#### Aim of the exercise
Copy out all of the material exactly.

#### Records
◆ ◆ ◆ ◆ ◆

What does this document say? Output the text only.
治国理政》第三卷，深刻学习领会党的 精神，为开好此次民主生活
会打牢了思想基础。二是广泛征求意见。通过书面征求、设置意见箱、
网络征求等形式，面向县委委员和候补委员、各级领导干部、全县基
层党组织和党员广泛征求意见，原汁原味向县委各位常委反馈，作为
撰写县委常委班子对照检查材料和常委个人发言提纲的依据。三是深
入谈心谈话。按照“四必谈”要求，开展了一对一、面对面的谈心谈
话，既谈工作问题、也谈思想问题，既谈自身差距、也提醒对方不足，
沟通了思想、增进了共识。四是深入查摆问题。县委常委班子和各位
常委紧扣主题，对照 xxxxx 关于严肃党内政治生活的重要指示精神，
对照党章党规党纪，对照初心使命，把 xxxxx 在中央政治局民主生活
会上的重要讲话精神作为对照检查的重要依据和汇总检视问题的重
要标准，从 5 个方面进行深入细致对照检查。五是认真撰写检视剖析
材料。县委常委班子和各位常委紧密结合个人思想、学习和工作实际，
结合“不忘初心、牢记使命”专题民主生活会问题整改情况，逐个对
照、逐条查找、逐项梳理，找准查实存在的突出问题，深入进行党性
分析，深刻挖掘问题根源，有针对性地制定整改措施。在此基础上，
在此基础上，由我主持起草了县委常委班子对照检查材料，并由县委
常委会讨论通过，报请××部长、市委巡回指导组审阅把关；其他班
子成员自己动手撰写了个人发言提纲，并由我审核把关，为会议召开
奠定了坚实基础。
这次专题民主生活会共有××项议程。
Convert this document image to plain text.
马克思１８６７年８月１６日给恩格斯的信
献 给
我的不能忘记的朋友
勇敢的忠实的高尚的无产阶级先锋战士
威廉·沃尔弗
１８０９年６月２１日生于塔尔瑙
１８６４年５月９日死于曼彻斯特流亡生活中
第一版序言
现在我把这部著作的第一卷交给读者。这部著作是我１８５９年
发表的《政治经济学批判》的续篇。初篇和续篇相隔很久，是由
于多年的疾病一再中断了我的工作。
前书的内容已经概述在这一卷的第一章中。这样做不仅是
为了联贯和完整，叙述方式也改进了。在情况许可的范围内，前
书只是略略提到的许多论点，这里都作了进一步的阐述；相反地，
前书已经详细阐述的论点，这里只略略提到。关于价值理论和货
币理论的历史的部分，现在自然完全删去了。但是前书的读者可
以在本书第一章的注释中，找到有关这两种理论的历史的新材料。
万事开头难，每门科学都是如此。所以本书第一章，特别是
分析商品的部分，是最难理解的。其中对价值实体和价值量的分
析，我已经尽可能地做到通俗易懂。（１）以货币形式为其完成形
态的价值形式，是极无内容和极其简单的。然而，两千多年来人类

◆ ◆ ◆ ◆ ◆

#### Finished exercise
What does this document say? Output the text only.
治国理政》第三卷，深刻学习领会党的 精神，为开好此次民主生活
会打牢了思想基础。二是广泛征求意见。通过书面征求、设置意见箱、
网络征求等形式，面向县委委员和候补委员、各级领导干部、全县基
层党组织和党员广泛征求意见，原汁原味向县委各位常委反馈，作为
撰写县委常委班子对照检查材料和常委个人发言提纲的依据。三是深
入谈心谈话。按照“四必谈”要求，开展了一对一、面对面的谈心谈
话，既谈工作问题、也谈思想问题，既谈自身差距、也提醒对方不足，
沟通了思想、增进了共识。四是深入查摆问题。县委常委班子和各位
常委紧扣主题，对照 xxxxx 关于严肃党内政治生活的重要指示精神，
对照党章党规党纪，对照初心使命，把 xxxxx 在中央政治局民主生活
会上的重要讲话精神作为对照检查的重要依据和汇总检视问题的重
要标准，从 5 个方面进行深入细致对照检查。五是认真撰写检视剖析
材料。县委常委班子和各位常委紧密结合个人思想、学习和工作实际，
结合“不忘初心、牢记使命”专题民主生活会问题整改情况，逐个对
照、逐条查找、逐项梳理，找准查实存在的突出问题，深入进行党性
分析，深刻挖掘问题根源，有针对性地制定整改措施。在此基础上，
在此基础上，由我主持起草了县委常委班子对照检查材料，并由县委
常委会讨论通过，报请××部长、市委巡回指导组审阅把关；其他班
子成员自己动手撰写了个人发言提纲，并由我审核把关，为会议召开
奠定了坚实基础。
这次专题民主生活会共有××项议程。
Convert this document image to plain text.
马克思１８６７年８月１６日给恩格斯的信
献 给
我的不能忘记的朋友
勇敢的忠实的高尚的无产阶级先锋战士
威廉·沃尔弗
１８０９年６月２１日生于塔尔瑙
１８６４年５月９日死于曼彻斯特流亡生活中
第一版序言
现在我把这部著作的第一卷交给读者。这部著作是我１８５９年
发表的《政治经济学批判》的续篇。初篇和续篇相隔很久，是由
于多年的疾病一再中断了我的工作。
前书的内容已经概述在这一卷的第一章中。这样做不仅是
为了联贯和完整，叙述方式也改进了。在情况许可的范围内，前
书只是略略提到的许多论点，这里都作了进一步的阐述；相反地，
前书已经详细阐述的论点，这里只略略提到。关于价值理论和货
币理论的历史的部分，现在自然完全删去了。但是前书的读者可
以在本书第一章的注释中，找到有关这两种理论的历史的新材料。
万事开头难，每门科学都是如此。所以本书第一章，特别是
分析商品的部分，是最难理解的。其中对价值实体和价值量的分
析，我已经尽可能地做到通俗易懂。（１）以货币形式为其完成形
态的价值形式，是极无内容和极其简单的。然而，两千多年来人类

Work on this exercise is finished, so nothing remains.